(Source records Opens)
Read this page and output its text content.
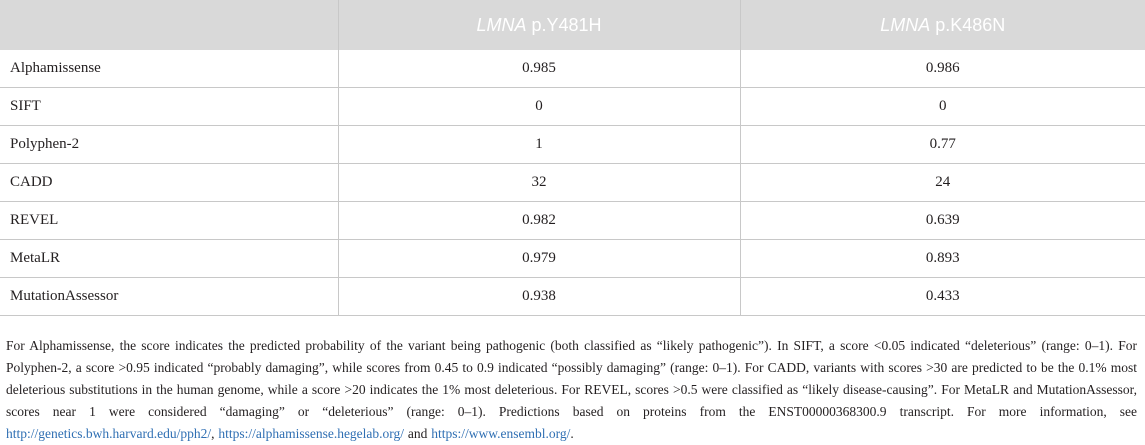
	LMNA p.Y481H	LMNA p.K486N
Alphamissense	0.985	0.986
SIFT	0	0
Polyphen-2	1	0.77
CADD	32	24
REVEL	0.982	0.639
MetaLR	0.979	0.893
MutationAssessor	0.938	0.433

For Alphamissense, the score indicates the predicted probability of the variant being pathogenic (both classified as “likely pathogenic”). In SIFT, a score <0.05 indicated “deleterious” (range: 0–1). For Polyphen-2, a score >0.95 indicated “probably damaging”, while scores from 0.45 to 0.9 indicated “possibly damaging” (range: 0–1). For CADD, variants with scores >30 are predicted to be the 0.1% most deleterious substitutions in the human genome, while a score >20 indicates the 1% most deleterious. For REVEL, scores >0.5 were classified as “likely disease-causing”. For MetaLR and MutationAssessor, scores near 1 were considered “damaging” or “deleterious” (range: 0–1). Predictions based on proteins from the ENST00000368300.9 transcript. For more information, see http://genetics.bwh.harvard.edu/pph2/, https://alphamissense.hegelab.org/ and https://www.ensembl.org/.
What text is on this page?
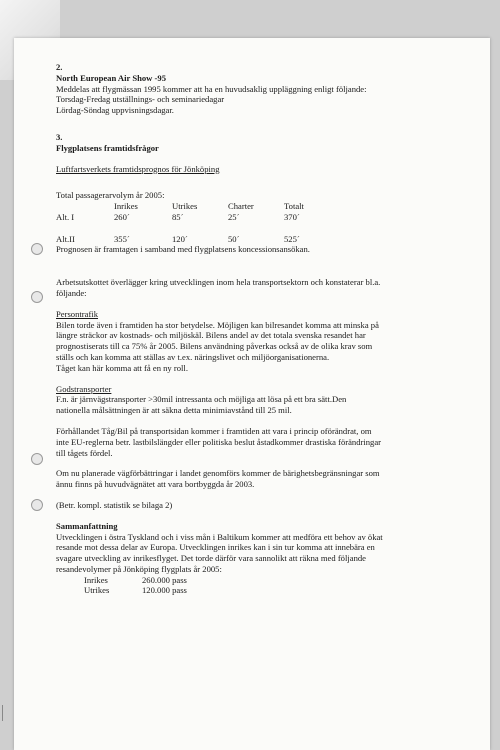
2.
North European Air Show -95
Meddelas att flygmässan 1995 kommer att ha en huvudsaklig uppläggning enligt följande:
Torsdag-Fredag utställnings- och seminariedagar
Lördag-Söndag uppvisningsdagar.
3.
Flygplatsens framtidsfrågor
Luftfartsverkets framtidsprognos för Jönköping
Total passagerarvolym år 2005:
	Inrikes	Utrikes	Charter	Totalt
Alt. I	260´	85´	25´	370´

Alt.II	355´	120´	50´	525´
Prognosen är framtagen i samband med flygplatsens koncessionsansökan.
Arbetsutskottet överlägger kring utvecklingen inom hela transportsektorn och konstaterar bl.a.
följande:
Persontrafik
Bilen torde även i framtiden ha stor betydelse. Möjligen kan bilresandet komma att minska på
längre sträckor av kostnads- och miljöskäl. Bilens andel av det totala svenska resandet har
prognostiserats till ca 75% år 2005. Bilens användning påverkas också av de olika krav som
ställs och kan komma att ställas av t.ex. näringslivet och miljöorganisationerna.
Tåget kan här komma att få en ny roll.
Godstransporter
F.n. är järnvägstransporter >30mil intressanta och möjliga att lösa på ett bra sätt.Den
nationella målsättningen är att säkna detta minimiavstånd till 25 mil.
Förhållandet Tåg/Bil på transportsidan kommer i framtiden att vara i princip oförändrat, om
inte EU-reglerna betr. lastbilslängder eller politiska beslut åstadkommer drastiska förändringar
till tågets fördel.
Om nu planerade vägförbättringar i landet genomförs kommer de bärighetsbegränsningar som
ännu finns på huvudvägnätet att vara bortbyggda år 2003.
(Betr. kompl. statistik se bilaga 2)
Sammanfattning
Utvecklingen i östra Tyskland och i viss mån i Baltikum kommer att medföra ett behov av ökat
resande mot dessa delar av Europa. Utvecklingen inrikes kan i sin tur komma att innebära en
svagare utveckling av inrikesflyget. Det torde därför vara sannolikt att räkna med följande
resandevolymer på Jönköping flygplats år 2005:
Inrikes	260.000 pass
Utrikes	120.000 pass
(Source records Closes)
Please print out the entries above exactly. The pictures stay out.

--- Result of this exercise ---
Read this page and output its text content.
	LMNA p.Y481H	LMNA p.K486N
Alphamissense	0.985	0.986
SIFT	0	0
Polyphen-2	1	0.77
CADD	32	24
REVEL	0.982	0.639
MetaLR	0.979	0.893
MutationAssessor	0.938	0.433

For Alphamissense, the score indicates the predicted probability of the variant being pathogenic (both classified as “likely pathogenic”). In SIFT, a score <0.05 indicated “deleterious” (range: 0–1). For Polyphen-2, a score >0.95 indicated “probably damaging”, while scores from 0.45 to 0.9 indicated “possibly damaging” (range: 0–1). For CADD, variants with scores >30 are predicted to be the 0.1% most deleterious substitutions in the human genome, while a score >20 indicates the 1% most deleterious. For REVEL, scores >0.5 were classified as “likely disease-causing”. For MetaLR and MutationAssessor, scores near 1 were considered “damaging” or “deleterious” (range: 0–1). Predictions based on proteins from the ENST00000368300.9 transcript. For more information, see http://genetics.bwh.harvard.edu/pph2/, https://alphamissense.hegelab.org/ and https://www.ensembl.org/.
What text is on this page?
2.
North European Air Show -95
Meddelas att flygmässan 1995 kommer att ha en huvudsaklig uppläggning enligt följande:
Torsdag-Fredag utställnings- och seminariedagar
Lördag-Söndag uppvisningsdagar.
3.
Flygplatsens framtidsfrågor
Luftfartsverkets framtidsprognos för Jönköping
Total passagerarvolym år 2005:
	Inrikes	Utrikes	Charter	Totalt
Alt. I	260´	85´	25´	370´

Alt.II	355´	120´	50´	525´
Prognosen är framtagen i samband med flygplatsens koncessionsansökan.
Arbetsutskottet överlägger kring utvecklingen inom hela transportsektorn och konstaterar bl.a.
följande:
Persontrafik
Bilen torde även i framtiden ha stor betydelse. Möjligen kan bilresandet komma att minska på
längre sträckor av kostnads- och miljöskäl. Bilens andel av det totala svenska resandet har
prognostiserats till ca 75% år 2005. Bilens användning påverkas också av de olika krav som
ställs och kan komma att ställas av t.ex. näringslivet och miljöorganisationerna.
Tåget kan här komma att få en ny roll.
Godstransporter
F.n. är järnvägstransporter >30mil intressanta och möjliga att lösa på ett bra sätt.Den
nationella målsättningen är att säkna detta minimiavstånd till 25 mil.
Förhållandet Tåg/Bil på transportsidan kommer i framtiden att vara i princip oförändrat, om
inte EU-reglerna betr. lastbilslängder eller politiska beslut åstadkommer drastiska förändringar
till tågets fördel.
Om nu planerade vägförbättringar i landet genomförs kommer de bärighetsbegränsningar som
ännu finns på huvudvägnätet att vara bortbyggda år 2003.
(Betr. kompl. statistik se bilaga 2)
Sammanfattning
Utvecklingen i östra Tyskland och i viss mån i Baltikum kommer att medföra ett behov av ökat
resande mot dessa delar av Europa. Utvecklingen inrikes kan i sin tur komma att innebära en
svagare utveckling av inrikesflyget. Det torde därför vara sannolikt att räkna med följande
resandevolymer på Jönköping flygplats år 2005:
Inrikes	260.000 pass
Utrikes	120.000 pass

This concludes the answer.